- **Given exercise**:
Can you reproduce the data beneath, keeping every line exact?

(Saved data entries)
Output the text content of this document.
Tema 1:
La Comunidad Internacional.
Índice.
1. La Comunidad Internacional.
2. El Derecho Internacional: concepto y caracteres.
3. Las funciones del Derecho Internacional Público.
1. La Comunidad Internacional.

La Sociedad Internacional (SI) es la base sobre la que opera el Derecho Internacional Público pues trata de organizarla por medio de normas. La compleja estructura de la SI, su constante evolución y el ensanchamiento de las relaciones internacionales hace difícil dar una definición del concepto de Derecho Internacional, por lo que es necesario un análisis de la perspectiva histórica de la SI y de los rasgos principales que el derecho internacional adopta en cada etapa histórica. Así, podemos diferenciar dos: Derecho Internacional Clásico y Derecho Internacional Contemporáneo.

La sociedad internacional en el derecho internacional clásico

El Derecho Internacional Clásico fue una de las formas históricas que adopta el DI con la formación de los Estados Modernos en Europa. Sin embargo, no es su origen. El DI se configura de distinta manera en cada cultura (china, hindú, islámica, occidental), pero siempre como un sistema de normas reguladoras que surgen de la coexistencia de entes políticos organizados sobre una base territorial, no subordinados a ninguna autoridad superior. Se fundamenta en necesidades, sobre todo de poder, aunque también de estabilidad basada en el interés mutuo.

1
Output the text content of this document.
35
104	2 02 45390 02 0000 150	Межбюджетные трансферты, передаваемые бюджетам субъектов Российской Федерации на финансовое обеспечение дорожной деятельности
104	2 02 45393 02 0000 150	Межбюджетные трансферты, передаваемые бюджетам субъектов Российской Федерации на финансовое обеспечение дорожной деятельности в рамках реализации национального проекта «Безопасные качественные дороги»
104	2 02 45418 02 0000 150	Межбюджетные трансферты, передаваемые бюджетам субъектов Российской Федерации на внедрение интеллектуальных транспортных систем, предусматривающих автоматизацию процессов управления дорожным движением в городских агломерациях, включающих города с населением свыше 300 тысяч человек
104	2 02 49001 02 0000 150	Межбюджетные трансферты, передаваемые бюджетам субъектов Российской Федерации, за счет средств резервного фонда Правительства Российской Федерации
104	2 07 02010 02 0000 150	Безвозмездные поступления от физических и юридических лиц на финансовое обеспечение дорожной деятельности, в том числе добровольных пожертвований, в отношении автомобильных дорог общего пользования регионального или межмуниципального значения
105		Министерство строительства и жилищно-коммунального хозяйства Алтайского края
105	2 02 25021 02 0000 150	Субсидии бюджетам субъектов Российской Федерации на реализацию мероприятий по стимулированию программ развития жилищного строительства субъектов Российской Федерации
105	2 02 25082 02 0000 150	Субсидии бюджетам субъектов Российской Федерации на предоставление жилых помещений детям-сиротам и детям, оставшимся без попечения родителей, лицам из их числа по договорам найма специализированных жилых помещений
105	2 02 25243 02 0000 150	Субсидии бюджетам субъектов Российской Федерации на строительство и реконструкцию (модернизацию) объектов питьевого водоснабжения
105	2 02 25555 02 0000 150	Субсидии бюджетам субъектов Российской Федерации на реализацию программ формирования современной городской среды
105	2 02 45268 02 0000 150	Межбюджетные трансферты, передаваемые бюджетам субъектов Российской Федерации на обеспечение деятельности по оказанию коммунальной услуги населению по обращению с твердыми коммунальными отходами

- **Exercise output**:
Output the text content of this document.
Tema 1:
La Comunidad Internacional.
Índice.
1. La Comunidad Internacional.
2. El Derecho Internacional: concepto y caracteres.
3. Las funciones del Derecho Internacional Público.
1. La Comunidad Internacional.

La Sociedad Internacional (SI) es la base sobre la que opera el Derecho Internacional Público pues trata de organizarla por medio de normas. La compleja estructura de la SI, su constante evolución y el ensanchamiento de las relaciones internacionales hace difícil dar una definición del concepto de Derecho Internacional, por lo que es necesario un análisis de la perspectiva histórica de la SI y de los rasgos principales que el derecho internacional adopta en cada etapa histórica. Así, podemos diferenciar dos: Derecho Internacional Clásico y Derecho Internacional Contemporáneo.

La sociedad internacional en el derecho internacional clásico

El Derecho Internacional Clásico fue una de las formas históricas que adopta el DI con la formación de los Estados Modernos en Europa. Sin embargo, no es su origen. El DI se configura de distinta manera en cada cultura (china, hindú, islámica, occidental), pero siempre como un sistema de normas reguladoras que surgen de la coexistencia de entes políticos organizados sobre una base territorial, no subordinados a ninguna autoridad superior. Se fundamenta en necesidades, sobre todo de poder, aunque también de estabilidad basada en el interés mutuo.

1
Output the text content of this document.
35
104	2 02 45390 02 0000 150	Межбюджетные трансферты, передаваемые бюджетам субъектов Российской Федерации на финансовое обеспечение дорожной деятельности
104	2 02 45393 02 0000 150	Межбюджетные трансферты, передаваемые бюджетам субъектов Российской Федерации на финансовое обеспечение дорожной деятельности в рамках реализации национального проекта «Безопасные качественные дороги»
104	2 02 45418 02 0000 150	Межбюджетные трансферты, передаваемые бюджетам субъектов Российской Федерации на внедрение интеллектуальных транспортных систем, предусматривающих автоматизацию процессов управления дорожным движением в городских агломерациях, включающих города с населением свыше 300 тысяч человек
104	2 02 49001 02 0000 150	Межбюджетные трансферты, передаваемые бюджетам субъектов Российской Федерации, за счет средств резервного фонда Правительства Российской Федерации
104	2 07 02010 02 0000 150	Безвозмездные поступления от физических и юридических лиц на финансовое обеспечение дорожной деятельности, в том числе добровольных пожертвований, в отношении автомобильных дорог общего пользования регионального или межмуниципального значения
105		Министерство строительства и жилищно-коммунального хозяйства Алтайского края
105	2 02 25021 02 0000 150	Субсидии бюджетам субъектов Российской Федерации на реализацию мероприятий по стимулированию программ развития жилищного строительства субъектов Российской Федерации
105	2 02 25082 02 0000 150	Субсидии бюджетам субъектов Российской Федерации на предоставление жилых помещений детям-сиротам и детям, оставшимся без попечения родителей, лицам из их числа по договорам найма специализированных жилых помещений
105	2 02 25243 02 0000 150	Субсидии бюджетам субъектов Российской Федерации на строительство и реконструкцию (модернизацию) объектов питьевого водоснабжения
105	2 02 25555 02 0000 150	Субсидии бюджетам субъектов Российской Федерации на реализацию программ формирования современной городской среды
105	2 02 45268 02 0000 150	Межбюджетные трансферты, передаваемые бюджетам субъектов Российской Федерации на обеспечение деятельности по оказанию коммунальной услуги населению по обращению с твердыми коммунальными отходами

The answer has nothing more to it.